• _DIRECTIONS FOR THIS TASK_
Write out the material below again, unchanged.

• _DATA SUPPLIED_
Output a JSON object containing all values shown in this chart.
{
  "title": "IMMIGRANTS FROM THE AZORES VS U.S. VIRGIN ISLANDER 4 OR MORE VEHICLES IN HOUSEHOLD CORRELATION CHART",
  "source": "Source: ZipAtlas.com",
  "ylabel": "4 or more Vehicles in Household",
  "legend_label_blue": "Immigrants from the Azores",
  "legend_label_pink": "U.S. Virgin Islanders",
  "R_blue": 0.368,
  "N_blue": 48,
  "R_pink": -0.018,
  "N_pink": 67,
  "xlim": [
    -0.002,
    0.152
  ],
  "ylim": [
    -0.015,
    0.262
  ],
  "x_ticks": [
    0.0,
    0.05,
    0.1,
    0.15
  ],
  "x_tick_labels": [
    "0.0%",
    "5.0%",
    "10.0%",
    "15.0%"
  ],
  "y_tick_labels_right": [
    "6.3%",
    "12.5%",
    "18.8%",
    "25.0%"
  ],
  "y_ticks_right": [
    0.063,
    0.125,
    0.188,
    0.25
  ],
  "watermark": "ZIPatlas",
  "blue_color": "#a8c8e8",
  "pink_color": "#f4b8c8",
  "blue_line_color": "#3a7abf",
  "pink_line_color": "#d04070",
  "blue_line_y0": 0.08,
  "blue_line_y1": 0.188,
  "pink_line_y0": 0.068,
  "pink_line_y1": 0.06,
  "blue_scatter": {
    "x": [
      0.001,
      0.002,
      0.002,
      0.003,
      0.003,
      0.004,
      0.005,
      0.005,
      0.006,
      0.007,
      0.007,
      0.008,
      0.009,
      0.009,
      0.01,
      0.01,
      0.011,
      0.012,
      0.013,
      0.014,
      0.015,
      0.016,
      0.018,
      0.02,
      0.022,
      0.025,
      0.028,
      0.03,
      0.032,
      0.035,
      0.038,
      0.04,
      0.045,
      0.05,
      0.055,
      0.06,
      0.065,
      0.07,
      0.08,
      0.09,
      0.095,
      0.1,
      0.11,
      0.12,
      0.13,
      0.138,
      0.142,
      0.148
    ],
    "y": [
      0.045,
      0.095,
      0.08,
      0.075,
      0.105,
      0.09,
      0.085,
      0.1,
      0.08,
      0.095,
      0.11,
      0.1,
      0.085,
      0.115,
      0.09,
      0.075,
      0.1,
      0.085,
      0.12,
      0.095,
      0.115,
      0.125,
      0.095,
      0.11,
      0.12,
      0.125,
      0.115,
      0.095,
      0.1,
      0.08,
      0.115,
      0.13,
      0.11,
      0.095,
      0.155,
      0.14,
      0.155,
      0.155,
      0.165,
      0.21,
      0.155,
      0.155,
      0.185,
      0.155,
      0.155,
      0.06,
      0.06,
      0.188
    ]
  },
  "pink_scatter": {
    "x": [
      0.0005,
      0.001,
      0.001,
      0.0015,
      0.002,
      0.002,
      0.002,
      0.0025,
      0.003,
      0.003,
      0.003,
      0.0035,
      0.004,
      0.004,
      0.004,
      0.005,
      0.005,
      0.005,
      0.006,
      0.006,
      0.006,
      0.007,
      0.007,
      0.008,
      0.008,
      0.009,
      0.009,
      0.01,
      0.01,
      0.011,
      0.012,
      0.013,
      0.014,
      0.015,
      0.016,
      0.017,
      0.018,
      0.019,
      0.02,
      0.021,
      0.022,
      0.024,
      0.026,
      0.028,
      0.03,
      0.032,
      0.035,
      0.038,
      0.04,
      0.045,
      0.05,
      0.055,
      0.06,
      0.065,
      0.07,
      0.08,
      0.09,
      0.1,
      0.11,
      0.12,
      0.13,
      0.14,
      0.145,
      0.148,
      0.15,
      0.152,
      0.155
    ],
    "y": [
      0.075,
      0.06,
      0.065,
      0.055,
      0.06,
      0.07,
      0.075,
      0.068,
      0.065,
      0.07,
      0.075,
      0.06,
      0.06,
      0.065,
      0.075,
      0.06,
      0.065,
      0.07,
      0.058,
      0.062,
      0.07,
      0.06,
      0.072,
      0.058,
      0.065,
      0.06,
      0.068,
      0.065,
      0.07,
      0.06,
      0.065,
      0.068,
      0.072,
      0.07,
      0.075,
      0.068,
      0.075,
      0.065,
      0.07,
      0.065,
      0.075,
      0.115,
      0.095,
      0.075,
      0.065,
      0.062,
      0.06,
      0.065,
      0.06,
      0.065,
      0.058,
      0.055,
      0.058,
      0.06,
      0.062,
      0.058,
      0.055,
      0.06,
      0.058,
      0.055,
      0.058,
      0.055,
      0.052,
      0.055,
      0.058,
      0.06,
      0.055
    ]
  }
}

• _RESULT OF THE TASK_
Output a JSON object containing all values shown in this chart.
{
  "title": "IMMIGRANTS FROM THE AZORES VS U.S. VIRGIN ISLANDER 4 OR MORE VEHICLES IN HOUSEHOLD CORRELATION CHART",
  "source": "Source: ZipAtlas.com",
  "ylabel": "4 or more Vehicles in Household",
  "legend_label_blue": "Immigrants from the Azores",
  "legend_label_pink": "U.S. Virgin Islanders",
  "R_blue": 0.368,
  "N_blue": 48,
  "R_pink": -0.018,
  "N_pink": 67,
  "xlim": [
    -0.002,
    0.152
  ],
  "ylim": [
    -0.015,
    0.262
  ],
  "x_ticks": [
    0.0,
    0.05,
    0.1,
    0.15
  ],
  "x_tick_labels": [
    "0.0%",
    "5.0%",
    "10.0%",
    "15.0%"
  ],
  "y_tick_labels_right": [
    "6.3%",
    "12.5%",
    "18.8%",
    "25.0%"
  ],
  "y_ticks_right": [
    0.063,
    0.125,
    0.188,
    0.25
  ],
  "watermark": "ZIPatlas",
  "blue_color": "#a8c8e8",
  "pink_color": "#f4b8c8",
  "blue_line_color": "#3a7abf",
  "pink_line_color": "#d04070",
  "blue_line_y0": 0.08,
  "blue_line_y1": 0.188,
  "pink_line_y0": 0.068,
  "pink_line_y1": 0.06,
  "blue_scatter": {
    "x": [
      0.001,
      0.002,
      0.002,
      0.003,
      0.003,
      0.004,
      0.005,
      0.005,
      0.006,
      0.007,
      0.007,
      0.008,
      0.009,
      0.009,
      0.01,
      0.01,
      0.011,
      0.012,
      0.013,
      0.014,
      0.015,
      0.016,
      0.018,
      0.02,
      0.022,
      0.025,
      0.028,
      0.03,
      0.032,
      0.035,
      0.038,
      0.04,
      0.045,
      0.05,
      0.055,
      0.06,
      0.065,
      0.07,
      0.08,
      0.09,
      0.095,
      0.1,
      0.11,
      0.12,
      0.13,
      0.138,
      0.142,
      0.148
    ],
    "y": [
      0.045,
      0.095,
      0.08,
      0.075,
      0.105,
      0.09,
      0.085,
      0.1,
      0.08,
      0.095,
      0.11,
      0.1,
      0.085,
      0.115,
      0.09,
      0.075,
      0.1,
      0.085,
      0.12,
      0.095,
      0.115,
      0.125,
      0.095,
      0.11,
      0.12,
      0.125,
      0.115,
      0.095,
      0.1,
      0.08,
      0.115,
      0.13,
      0.11,
      0.095,
      0.155,
      0.14,
      0.155,
      0.155,
      0.165,
      0.21,
      0.155,
      0.155,
      0.185,
      0.155,
      0.155,
      0.06,
      0.06,
      0.188
    ]
  },
  "pink_scatter": {
    "x": [
      0.0005,
      0.001,
      0.001,
      0.0015,
      0.002,
      0.002,
      0.002,
      0.0025,
      0.003,
      0.003,
      0.003,
      0.0035,
      0.004,
      0.004,
      0.004,
      0.005,
      0.005,
      0.005,
      0.006,
      0.006,
      0.006,
      0.007,
      0.007,
      0.008,
      0.008,
      0.009,
      0.009,
      0.01,
      0.01,
      0.011,
      0.012,
      0.013,
      0.014,
      0.015,
      0.016,
      0.017,
      0.018,
      0.019,
      0.02,
      0.021,
      0.022,
      0.024,
      0.026,
      0.028,
      0.03,
      0.032,
      0.035,
      0.038,
      0.04,
      0.045,
      0.05,
      0.055,
      0.06,
      0.065,
      0.07,
      0.08,
      0.09,
      0.1,
      0.11,
      0.12,
      0.13,
      0.14,
      0.145,
      0.148,
      0.15,
      0.152,
      0.155
    ],
    "y": [
      0.075,
      0.06,
      0.065,
      0.055,
      0.06,
      0.07,
      0.075,
      0.068,
      0.065,
      0.07,
      0.075,
      0.06,
      0.06,
      0.065,
      0.075,
      0.06,
      0.065,
      0.07,
      0.058,
      0.062,
      0.07,
      0.06,
      0.072,
      0.058,
      0.065,
      0.06,
      0.068,
      0.065,
      0.07,
      0.06,
      0.065,
      0.068,
      0.072,
      0.07,
      0.075,
      0.068,
      0.075,
      0.065,
      0.07,
      0.065,
      0.075,
      0.115,
      0.095,
      0.075,
      0.065,
      0.062,
      0.06,
      0.065,
      0.06,
      0.065,
      0.058,
      0.055,
      0.058,
      0.06,
      0.062,
      0.058,
      0.055,
      0.06,
      0.058,
      0.055,
      0.058,
      0.055,
      0.052,
      0.055,
      0.058,
      0.06,
      0.055
    ]
  }
}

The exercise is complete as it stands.